# Compito A
Rispondi in base al brano sulle idee della nostra civiltà:
(i) A quale evento il brano fa risalire la forma più virulenta delle idee che oggi dominano la nostra civiltà?
(ii) Quale civiltà antica viene indicata come estranea alla hybris occidentale?
(iii) Secondo il punto 10, tra chi è già cominciato il cambiamento nel modo di pensare?
# Compito B
Trascrivi senza modifiche la parte del brano sulle idee della nostra civiltà che comincia dalle parole "Esse si possono" e termina dopo le parole "nazione) che conta.".

# Brano da leggere
════

8. Che le idee che dominano oggi la nostra civiltà risalgono nella loro forma più virulenta alla rivoluzione industriale.
Esse si possono così riassumere:
a) Noi contro l'ambiente.
b) Noi contro altri uomini.
c) È il singolo (o la singola compagnia, o la singola nazione) che conta.
d) Possiamo avere un controllo unilaterale sull'ambiente e dobbiamo sforzarci di raggiungerlo.
e) Viviamo all'interno di una 'frontiera' che si espande all'infinito.
j) Il determinismo economico è cosa ovvia e sensata.
g) La tecnica ci permetterà di attuarlo.
Noi sosteniamo che queste idee si sono semplicemente dimostrate false alla luce delle grandi, ma in definitiva distruttive, conquiste della nostra tecnica negli ultimi centocinquant'anni. Allo stesso modo esse si rivelano false alla luce della moderna storia ecologica. La creatura che la spunta contro il suo ambiente distrugge se stessa.
9. Che atteggiamenti e premesse diversi - altri sistemi di 'valori' umani - hanno retto i rapporti tra l'uomo e il suo ambiente o il suo prossimo in altre civiltà e in altri tempi. In particolare, l'antica civiltà hawaiiana e gli hawaiiani di oggi non danno alcun valore alla hybris occidentale. In altre parole, la nostra non è l'unica maniera di essere uomini: è concepibile che la si possa cambiare.
10. Che questo cambiamento nel nostro modo di pensare è già cominciato - tra gli scienziati e i filosofi, e tra i giovani.
Ma non sono solo i professori capelloni e i giovani capelloni che stanno cambiando il loro modo di pensare. Vi sono anche molte migliaia di uomini d'affari e anche di legislatori che vorrebbero poter cambiare, ma che ritengono che farlo sarebbe pericoloso o contro il 'buon senso'. I cambiamenti continueranno, inevitabili come il progresso tecnico.

════

# Dati in ingresso
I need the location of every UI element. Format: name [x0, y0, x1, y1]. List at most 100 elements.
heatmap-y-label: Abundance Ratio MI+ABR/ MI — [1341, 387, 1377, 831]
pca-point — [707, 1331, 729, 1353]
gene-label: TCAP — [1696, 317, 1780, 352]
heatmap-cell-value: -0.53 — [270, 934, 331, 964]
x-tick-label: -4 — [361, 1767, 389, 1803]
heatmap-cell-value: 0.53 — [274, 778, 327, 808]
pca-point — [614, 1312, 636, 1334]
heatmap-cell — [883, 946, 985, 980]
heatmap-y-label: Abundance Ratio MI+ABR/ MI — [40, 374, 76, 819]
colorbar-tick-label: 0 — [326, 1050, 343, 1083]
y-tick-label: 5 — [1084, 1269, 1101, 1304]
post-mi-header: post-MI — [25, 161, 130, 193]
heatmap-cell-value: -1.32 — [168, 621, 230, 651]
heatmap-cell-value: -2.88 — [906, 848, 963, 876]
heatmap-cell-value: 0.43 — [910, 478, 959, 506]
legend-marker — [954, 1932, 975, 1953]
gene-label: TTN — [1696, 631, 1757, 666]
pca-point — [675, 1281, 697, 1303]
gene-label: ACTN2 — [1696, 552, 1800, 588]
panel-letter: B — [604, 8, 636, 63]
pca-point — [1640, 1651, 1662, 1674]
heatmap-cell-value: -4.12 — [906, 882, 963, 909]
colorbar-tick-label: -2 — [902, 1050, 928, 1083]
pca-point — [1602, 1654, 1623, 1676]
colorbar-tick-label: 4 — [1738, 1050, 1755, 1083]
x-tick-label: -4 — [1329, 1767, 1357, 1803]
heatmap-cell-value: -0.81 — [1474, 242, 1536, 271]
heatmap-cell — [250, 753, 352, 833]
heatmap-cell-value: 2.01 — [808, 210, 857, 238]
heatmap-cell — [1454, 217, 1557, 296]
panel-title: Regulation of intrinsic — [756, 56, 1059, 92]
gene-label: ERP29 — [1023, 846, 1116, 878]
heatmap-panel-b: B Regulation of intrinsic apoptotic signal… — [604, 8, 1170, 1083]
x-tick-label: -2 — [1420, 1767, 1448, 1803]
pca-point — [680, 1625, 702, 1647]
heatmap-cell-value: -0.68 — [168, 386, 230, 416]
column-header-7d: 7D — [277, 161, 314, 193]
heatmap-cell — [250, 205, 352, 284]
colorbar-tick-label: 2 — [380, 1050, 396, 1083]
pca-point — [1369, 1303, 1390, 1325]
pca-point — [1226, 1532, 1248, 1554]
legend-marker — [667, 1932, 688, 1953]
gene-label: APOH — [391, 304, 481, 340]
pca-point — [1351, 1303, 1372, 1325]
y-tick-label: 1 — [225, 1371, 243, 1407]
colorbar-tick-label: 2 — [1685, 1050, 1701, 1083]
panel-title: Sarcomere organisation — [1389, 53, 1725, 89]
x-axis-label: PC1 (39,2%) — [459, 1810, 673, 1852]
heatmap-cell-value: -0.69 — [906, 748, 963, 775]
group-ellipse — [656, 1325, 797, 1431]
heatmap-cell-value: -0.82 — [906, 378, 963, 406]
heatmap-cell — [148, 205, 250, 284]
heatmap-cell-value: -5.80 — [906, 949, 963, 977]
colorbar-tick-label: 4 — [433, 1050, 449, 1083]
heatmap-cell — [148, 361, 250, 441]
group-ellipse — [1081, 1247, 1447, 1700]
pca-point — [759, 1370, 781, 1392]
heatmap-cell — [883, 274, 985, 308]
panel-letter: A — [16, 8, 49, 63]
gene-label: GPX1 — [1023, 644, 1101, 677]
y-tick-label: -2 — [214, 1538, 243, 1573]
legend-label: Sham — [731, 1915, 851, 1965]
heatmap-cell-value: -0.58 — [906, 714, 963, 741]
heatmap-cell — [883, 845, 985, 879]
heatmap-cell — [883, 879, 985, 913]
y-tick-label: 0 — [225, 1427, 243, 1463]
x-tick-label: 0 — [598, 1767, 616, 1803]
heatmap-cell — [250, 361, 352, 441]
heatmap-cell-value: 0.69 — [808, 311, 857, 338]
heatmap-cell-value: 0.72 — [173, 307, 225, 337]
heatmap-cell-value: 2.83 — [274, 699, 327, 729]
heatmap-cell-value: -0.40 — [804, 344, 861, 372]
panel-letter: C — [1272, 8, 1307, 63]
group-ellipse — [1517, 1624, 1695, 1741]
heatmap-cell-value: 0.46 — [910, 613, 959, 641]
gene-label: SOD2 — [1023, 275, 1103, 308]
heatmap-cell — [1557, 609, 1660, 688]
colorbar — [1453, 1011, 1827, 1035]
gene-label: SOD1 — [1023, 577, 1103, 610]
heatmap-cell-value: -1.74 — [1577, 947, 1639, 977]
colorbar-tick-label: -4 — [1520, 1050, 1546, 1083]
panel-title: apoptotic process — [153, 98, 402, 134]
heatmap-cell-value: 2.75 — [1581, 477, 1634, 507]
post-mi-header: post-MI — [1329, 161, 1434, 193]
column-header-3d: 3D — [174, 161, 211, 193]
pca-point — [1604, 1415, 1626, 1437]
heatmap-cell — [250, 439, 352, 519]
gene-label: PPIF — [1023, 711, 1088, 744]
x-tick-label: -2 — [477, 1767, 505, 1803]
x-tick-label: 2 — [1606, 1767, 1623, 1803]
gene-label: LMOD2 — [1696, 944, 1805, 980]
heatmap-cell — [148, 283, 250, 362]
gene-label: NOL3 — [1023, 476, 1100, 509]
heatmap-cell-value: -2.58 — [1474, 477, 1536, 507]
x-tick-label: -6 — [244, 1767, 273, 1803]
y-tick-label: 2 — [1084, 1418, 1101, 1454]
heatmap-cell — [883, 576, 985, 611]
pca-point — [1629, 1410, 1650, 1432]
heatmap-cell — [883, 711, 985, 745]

════

# Risposta A
(i) Alla rivoluzione industriale.
(ii) L'antica civiltà hawaiiana.
(iii) Tra gli scienziati e i filosofi, e tra i giovani.

# Risposta B
Esse si possono così riassumere:
a) Noi contro l'ambiente.
b) Noi contro altri uomini.
c) È il singolo (o la singola compagnia, o la singola nazione) che conta.